§ Required work
Every line that contains the word "color" should be copied out.

§ Material supplied
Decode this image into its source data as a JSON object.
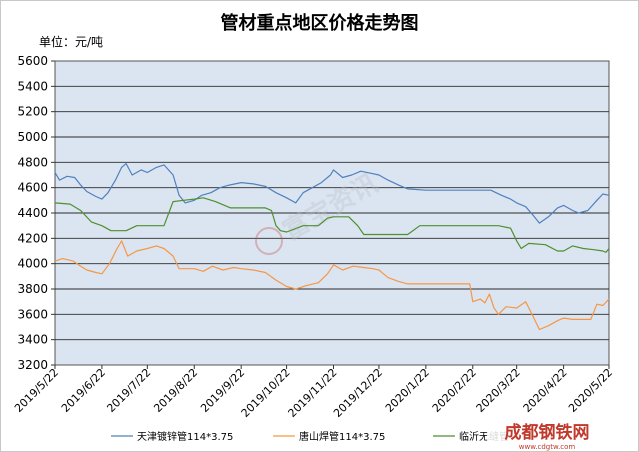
{
  "chart_data": {
    "type": "line",
    "title": "管材重点地区价格走势图",
    "unit_label": "单位：元/吨",
    "ylim": [
      3200,
      5600
    ],
    "yticks": [
      3200,
      3400,
      3600,
      3800,
      4000,
      4200,
      4400,
      4600,
      4800,
      5000,
      5200,
      5400,
      5600
    ],
    "xlim": [
      "2019/5/22",
      "2020/5/22"
    ],
    "xtick_labels": [
      "2019/5/22",
      "2019/6/22",
      "2019/7/22",
      "2019/8/22",
      "2019/9/22",
      "2019/10/22",
      "2019/11/22",
      "2019/12/22",
      "2020/1/22",
      "2020/2/22",
      "2020/3/22",
      "2020/4/22",
      "2020/5/22"
    ],
    "grid": true,
    "legend_position": "bottom",
    "series": [
      {
        "name": "天津镀锌管114*3.75",
        "color": "#4f81bd",
        "points": [
          [
            "2019/5/22",
            4720
          ],
          [
            "2019/5/25",
            4660
          ],
          [
            "2019/5/30",
            4690
          ],
          [
            "2019/6/4",
            4680
          ],
          [
            "2019/6/8",
            4620
          ],
          [
            "2019/6/12",
            4570
          ],
          [
            "2019/6/18",
            4530
          ],
          [
            "2019/6/22",
            4510
          ],
          [
            "2019/6/26",
            4560
          ],
          [
            "2019/7/1",
            4660
          ],
          [
            "2019/7/5",
            4760
          ],
          [
            "2019/7/8",
            4790
          ],
          [
            "2019/7/12",
            4700
          ],
          [
            "2019/7/18",
            4740
          ],
          [
            "2019/7/22",
            4720
          ],
          [
            "2019/7/28",
            4760
          ],
          [
            "2019/8/2",
            4780
          ],
          [
            "2019/8/8",
            4700
          ],
          [
            "2019/8/12",
            4540
          ],
          [
            "2019/8/16",
            4480
          ],
          [
            "2019/8/22",
            4500
          ],
          [
            "2019/8/27",
            4540
          ],
          [
            "2019/9/2",
            4560
          ],
          [
            "2019/9/8",
            4600
          ],
          [
            "2019/9/14",
            4620
          ],
          [
            "2019/9/22",
            4640
          ],
          [
            "2019/9/30",
            4630
          ],
          [
            "2019/10/8",
            4610
          ],
          [
            "2019/10/15",
            4560
          ],
          [
            "2019/10/22",
            4520
          ],
          [
            "2019/10/28",
            4480
          ],
          [
            "2019/11/2",
            4560
          ],
          [
            "2019/11/8",
            4600
          ],
          [
            "2019/11/14",
            4640
          ],
          [
            "2019/11/20",
            4700
          ],
          [
            "2019/11/22",
            4740
          ],
          [
            "2019/11/28",
            4680
          ],
          [
            "2019/12/4",
            4700
          ],
          [
            "2019/12/10",
            4730
          ],
          [
            "2019/12/18",
            4710
          ],
          [
            "2019/12/22",
            4700
          ],
          [
            "2019/12/28",
            4660
          ],
          [
            "2020/1/4",
            4620
          ],
          [
            "2020/1/10",
            4590
          ],
          [
            "2020/1/22",
            4580
          ],
          [
            "2020/2/5",
            4580
          ],
          [
            "2020/2/22",
            4580
          ],
          [
            "2020/3/5",
            4580
          ],
          [
            "2020/3/12",
            4540
          ],
          [
            "2020/3/18",
            4510
          ],
          [
            "2020/3/22",
            4480
          ],
          [
            "2020/3/28",
            4450
          ],
          [
            "2020/4/2",
            4380
          ],
          [
            "2020/4/6",
            4320
          ],
          [
            "2020/4/12",
            4370
          ],
          [
            "2020/4/18",
            4440
          ],
          [
            "2020/4/22",
            4460
          ],
          [
            "2020/4/28",
            4420
          ],
          [
            "2020/5/2",
            4400
          ],
          [
            "2020/5/8",
            4420
          ],
          [
            "2020/5/14",
            4500
          ],
          [
            "2020/5/18",
            4550
          ],
          [
            "2020/5/22",
            4540
          ]
        ]
      },
      {
        "name": "唐山焊管114*3.75",
        "color": "#f79646",
        "points": [
          [
            "2019/5/22",
            4020
          ],
          [
            "2019/5/27",
            4040
          ],
          [
            "2019/6/3",
            4020
          ],
          [
            "2019/6/8",
            3980
          ],
          [
            "2019/6/12",
            3950
          ],
          [
            "2019/6/18",
            3930
          ],
          [
            "2019/6/22",
            3920
          ],
          [
            "2019/6/27",
            4000
          ],
          [
            "2019/7/2",
            4120
          ],
          [
            "2019/7/5",
            4180
          ],
          [
            "2019/7/9",
            4060
          ],
          [
            "2019/7/15",
            4100
          ],
          [
            "2019/7/22",
            4120
          ],
          [
            "2019/7/28",
            4140
          ],
          [
            "2019/8/2",
            4120
          ],
          [
            "2019/8/8",
            4060
          ],
          [
            "2019/8/12",
            3960
          ],
          [
            "2019/8/18",
            3960
          ],
          [
            "2019/8/22",
            3960
          ],
          [
            "2019/8/28",
            3940
          ],
          [
            "2019/9/3",
            3980
          ],
          [
            "2019/9/10",
            3950
          ],
          [
            "2019/9/17",
            3970
          ],
          [
            "2019/9/22",
            3960
          ],
          [
            "2019/9/30",
            3950
          ],
          [
            "2019/10/8",
            3930
          ],
          [
            "2019/10/15",
            3870
          ],
          [
            "2019/10/22",
            3820
          ],
          [
            "2019/10/28",
            3800
          ],
          [
            "2019/11/5",
            3830
          ],
          [
            "2019/11/12",
            3850
          ],
          [
            "2019/11/18",
            3920
          ],
          [
            "2019/11/22",
            3990
          ],
          [
            "2019/11/28",
            3950
          ],
          [
            "2019/12/5",
            3980
          ],
          [
            "2019/12/12",
            3970
          ],
          [
            "2019/12/18",
            3960
          ],
          [
            "2019/12/22",
            3950
          ],
          [
            "2019/12/28",
            3890
          ],
          [
            "2020/1/4",
            3860
          ],
          [
            "2020/1/10",
            3840
          ],
          [
            "2020/1/22",
            3840
          ],
          [
            "2020/2/10",
            3840
          ],
          [
            "2020/2/20",
            3840
          ],
          [
            "2020/2/22",
            3700
          ],
          [
            "2020/2/27",
            3720
          ],
          [
            "2020/3/1",
            3690
          ],
          [
            "2020/3/4",
            3760
          ],
          [
            "2020/3/7",
            3650
          ],
          [
            "2020/3/10",
            3600
          ],
          [
            "2020/3/15",
            3660
          ],
          [
            "2020/3/22",
            3650
          ],
          [
            "2020/3/28",
            3700
          ],
          [
            "2020/4/2",
            3580
          ],
          [
            "2020/4/6",
            3480
          ],
          [
            "2020/4/12",
            3510
          ],
          [
            "2020/4/18",
            3550
          ],
          [
            "2020/4/22",
            3570
          ],
          [
            "2020/4/28",
            3560
          ],
          [
            "2020/5/4",
            3560
          ],
          [
            "2020/5/10",
            3560
          ],
          [
            "2020/5/14",
            3680
          ],
          [
            "2020/5/18",
            3670
          ],
          [
            "2020/5/22",
            3720
          ]
        ]
      },
      {
        "name": "临沂无缝管",
        "color": "#4e8f2e",
        "points": [
          [
            "2019/5/22",
            4480
          ],
          [
            "2019/6/1",
            4470
          ],
          [
            "2019/6/8",
            4420
          ],
          [
            "2019/6/15",
            4330
          ],
          [
            "2019/6/22",
            4300
          ],
          [
            "2019/6/28",
            4260
          ],
          [
            "2019/7/8",
            4260
          ],
          [
            "2019/7/15",
            4300
          ],
          [
            "2019/7/22",
            4300
          ],
          [
            "2019/8/2",
            4300
          ],
          [
            "2019/8/8",
            4490
          ],
          [
            "2019/8/15",
            4500
          ],
          [
            "2019/8/22",
            4510
          ],
          [
            "2019/8/28",
            4520
          ],
          [
            "2019/9/5",
            4490
          ],
          [
            "2019/9/15",
            4440
          ],
          [
            "2019/9/22",
            4440
          ],
          [
            "2019/10/8",
            4440
          ],
          [
            "2019/10/12",
            4420
          ],
          [
            "2019/10/15",
            4300
          ],
          [
            "2019/10/18",
            4260
          ],
          [
            "2019/10/22",
            4250
          ],
          [
            "2019/11/2",
            4300
          ],
          [
            "2019/11/12",
            4300
          ],
          [
            "2019/11/18",
            4360
          ],
          [
            "2019/11/22",
            4370
          ],
          [
            "2019/12/2",
            4370
          ],
          [
            "2019/12/8",
            4300
          ],
          [
            "2019/12/12",
            4230
          ],
          [
            "2019/12/22",
            4230
          ],
          [
            "2020/1/10",
            4230
          ],
          [
            "2020/1/18",
            4300
          ],
          [
            "2020/1/22",
            4300
          ],
          [
            "2020/2/22",
            4300
          ],
          [
            "2020/3/10",
            4300
          ],
          [
            "2020/3/18",
            4280
          ],
          [
            "2020/3/22",
            4180
          ],
          [
            "2020/3/25",
            4120
          ],
          [
            "2020/3/30",
            4160
          ],
          [
            "2020/4/10",
            4150
          ],
          [
            "2020/4/18",
            4100
          ],
          [
            "2020/4/22",
            4100
          ],
          [
            "2020/4/28",
            4140
          ],
          [
            "2020/5/5",
            4120
          ],
          [
            "2020/5/12",
            4110
          ],
          [
            "2020/5/18",
            4100
          ],
          [
            "2020/5/20",
            4090
          ],
          [
            "2020/5/22",
            4120
          ]
        ]
      }
    ]
  },
  "watermark": {
    "center_text": "富宝资讯",
    "corner_text_main": "成都钢铁网",
    "corner_text_sub": "www.cdgtw.com"
  }
}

§ Result for this exercise
        "color": "#4f81bd",
        "color": "#f79646",
        "color": "#4e8f2e",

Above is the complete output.